* _Records from a collection_
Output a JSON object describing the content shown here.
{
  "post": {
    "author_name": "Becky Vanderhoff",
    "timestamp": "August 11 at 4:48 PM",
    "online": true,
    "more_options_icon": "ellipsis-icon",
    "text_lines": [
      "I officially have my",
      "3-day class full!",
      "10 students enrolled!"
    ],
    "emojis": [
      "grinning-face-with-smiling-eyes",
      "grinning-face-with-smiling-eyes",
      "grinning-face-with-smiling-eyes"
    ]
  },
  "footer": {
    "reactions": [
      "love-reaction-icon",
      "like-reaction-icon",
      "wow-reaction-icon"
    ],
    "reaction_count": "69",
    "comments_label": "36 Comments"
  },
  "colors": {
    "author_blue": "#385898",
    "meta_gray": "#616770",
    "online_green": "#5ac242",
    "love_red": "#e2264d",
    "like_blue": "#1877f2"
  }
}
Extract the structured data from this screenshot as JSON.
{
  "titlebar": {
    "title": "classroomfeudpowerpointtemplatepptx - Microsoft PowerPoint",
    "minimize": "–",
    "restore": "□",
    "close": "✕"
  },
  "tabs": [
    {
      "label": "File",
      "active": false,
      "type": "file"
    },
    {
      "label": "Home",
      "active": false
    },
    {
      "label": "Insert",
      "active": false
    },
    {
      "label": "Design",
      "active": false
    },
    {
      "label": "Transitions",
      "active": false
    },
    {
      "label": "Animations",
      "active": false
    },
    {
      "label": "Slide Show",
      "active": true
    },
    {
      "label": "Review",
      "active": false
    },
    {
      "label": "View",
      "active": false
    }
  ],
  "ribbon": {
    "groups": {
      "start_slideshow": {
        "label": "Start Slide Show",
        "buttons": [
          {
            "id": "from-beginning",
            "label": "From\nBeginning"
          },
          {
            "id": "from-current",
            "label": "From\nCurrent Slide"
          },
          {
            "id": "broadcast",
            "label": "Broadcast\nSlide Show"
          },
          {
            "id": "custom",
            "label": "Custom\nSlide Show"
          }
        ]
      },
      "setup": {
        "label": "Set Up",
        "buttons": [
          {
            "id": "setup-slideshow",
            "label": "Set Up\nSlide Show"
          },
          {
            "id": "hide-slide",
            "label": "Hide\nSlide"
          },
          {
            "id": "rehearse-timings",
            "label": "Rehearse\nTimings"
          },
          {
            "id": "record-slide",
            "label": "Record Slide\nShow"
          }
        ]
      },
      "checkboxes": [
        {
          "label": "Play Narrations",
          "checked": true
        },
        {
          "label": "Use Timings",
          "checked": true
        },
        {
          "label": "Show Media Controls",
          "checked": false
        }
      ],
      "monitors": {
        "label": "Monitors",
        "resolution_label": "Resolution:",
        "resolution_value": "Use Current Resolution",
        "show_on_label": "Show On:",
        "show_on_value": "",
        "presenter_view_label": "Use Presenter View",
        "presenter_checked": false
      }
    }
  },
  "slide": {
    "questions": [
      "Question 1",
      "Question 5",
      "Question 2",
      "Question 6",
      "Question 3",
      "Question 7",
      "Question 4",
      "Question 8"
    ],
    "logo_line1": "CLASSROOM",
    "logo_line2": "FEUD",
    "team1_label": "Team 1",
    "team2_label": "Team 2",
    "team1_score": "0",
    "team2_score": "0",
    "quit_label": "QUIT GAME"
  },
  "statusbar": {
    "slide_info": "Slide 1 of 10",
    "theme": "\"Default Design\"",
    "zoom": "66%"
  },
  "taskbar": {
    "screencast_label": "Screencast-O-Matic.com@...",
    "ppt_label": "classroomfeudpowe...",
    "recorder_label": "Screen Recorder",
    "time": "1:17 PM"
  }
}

* _GIVEN REQUEST_
Return each entry from above without altering a single character.

* _RESPONSE BELOW_
Output a JSON object describing the content shown here.
{
  "post": {
    "author_name": "Becky Vanderhoff",
    "timestamp": "August 11 at 4:48 PM",
    "online": true,
    "more_options_icon": "ellipsis-icon",
    "text_lines": [
      "I officially have my",
      "3-day class full!",
      "10 students enrolled!"
    ],
    "emojis": [
      "grinning-face-with-smiling-eyes",
      "grinning-face-with-smiling-eyes",
      "grinning-face-with-smiling-eyes"
    ]
  },
  "footer": {
    "reactions": [
      "love-reaction-icon",
      "like-reaction-icon",
      "wow-reaction-icon"
    ],
    "reaction_count": "69",
    "comments_label": "36 Comments"
  },
  "colors": {
    "author_blue": "#385898",
    "meta_gray": "#616770",
    "online_green": "#5ac242",
    "love_red": "#e2264d",
    "like_blue": "#1877f2"
  }
}
Extract the structured data from this screenshot as JSON.
{
  "titlebar": {
    "title": "classroomfeudpowerpointtemplatepptx - Microsoft PowerPoint",
    "minimize": "–",
    "restore": "□",
    "close": "✕"
  },
  "tabs": [
    {
      "label": "File",
      "active": false,
      "type": "file"
    },
    {
      "label": "Home",
      "active": false
    },
    {
      "label": "Insert",
      "active": false
    },
    {
      "label": "Design",
      "active": false
    },
    {
      "label": "Transitions",
      "active": false
    },
    {
      "label": "Animations",
      "active": false
    },
    {
      "label": "Slide Show",
      "active": true
    },
    {
      "label": "Review",
      "active": false
    },
    {
      "label": "View",
      "active": false
    }
  ],
  "ribbon": {
    "groups": {
      "start_slideshow": {
        "label": "Start Slide Show",
        "buttons": [
          {
            "id": "from-beginning",
            "label": "From\nBeginning"
          },
          {
            "id": "from-current",
            "label": "From\nCurrent Slide"
          },
          {
            "id": "broadcast",
            "label": "Broadcast\nSlide Show"
          },
          {
            "id": "custom",
            "label": "Custom\nSlide Show"
          }
        ]
      },
      "setup": {
        "label": "Set Up",
        "buttons": [
          {
            "id": "setup-slideshow",
            "label": "Set Up\nSlide Show"
          },
          {
            "id": "hide-slide",
            "label": "Hide\nSlide"
          },
          {
            "id": "rehearse-timings",
            "label": "Rehearse\nTimings"
          },
          {
            "id": "record-slide",
            "label": "Record Slide\nShow"
          }
        ]
      },
      "checkboxes": [
        {
          "label": "Play Narrations",
          "checked": true
        },
        {
          "label": "Use Timings",
          "checked": true
        },
        {
          "label": "Show Media Controls",
          "checked": false
        }
      ],
      "monitors": {
        "label": "Monitors",
        "resolution_label": "Resolution:",
        "resolution_value": "Use Current Resolution",
        "show_on_label": "Show On:",
        "show_on_value": "",
        "presenter_view_label": "Use Presenter View",
        "presenter_checked": false
      }
    }
  },
  "slide": {
    "questions": [
      "Question 1",
      "Question 5",
      "Question 2",
      "Question 6",
      "Question 3",
      "Question 7",
      "Question 4",
      "Question 8"
    ],
    "logo_line1": "CLASSROOM",
    "logo_line2": "FEUD",
    "team1_label": "Team 1",
    "team2_label": "Team 2",
    "team1_score": "0",
    "team2_score": "0",
    "quit_label": "QUIT GAME"
  },
  "statusbar": {
    "slide_info": "Slide 1 of 10",
    "theme": "\"Default Design\"",
    "zoom": "66%"
  },
  "taskbar": {
    "screencast_label": "Screencast-O-Matic.com@...",
    "ppt_label": "classroomfeudpowe...",
    "recorder_label": "Screen Recorder",
    "time": "1:17 PM"
  }
}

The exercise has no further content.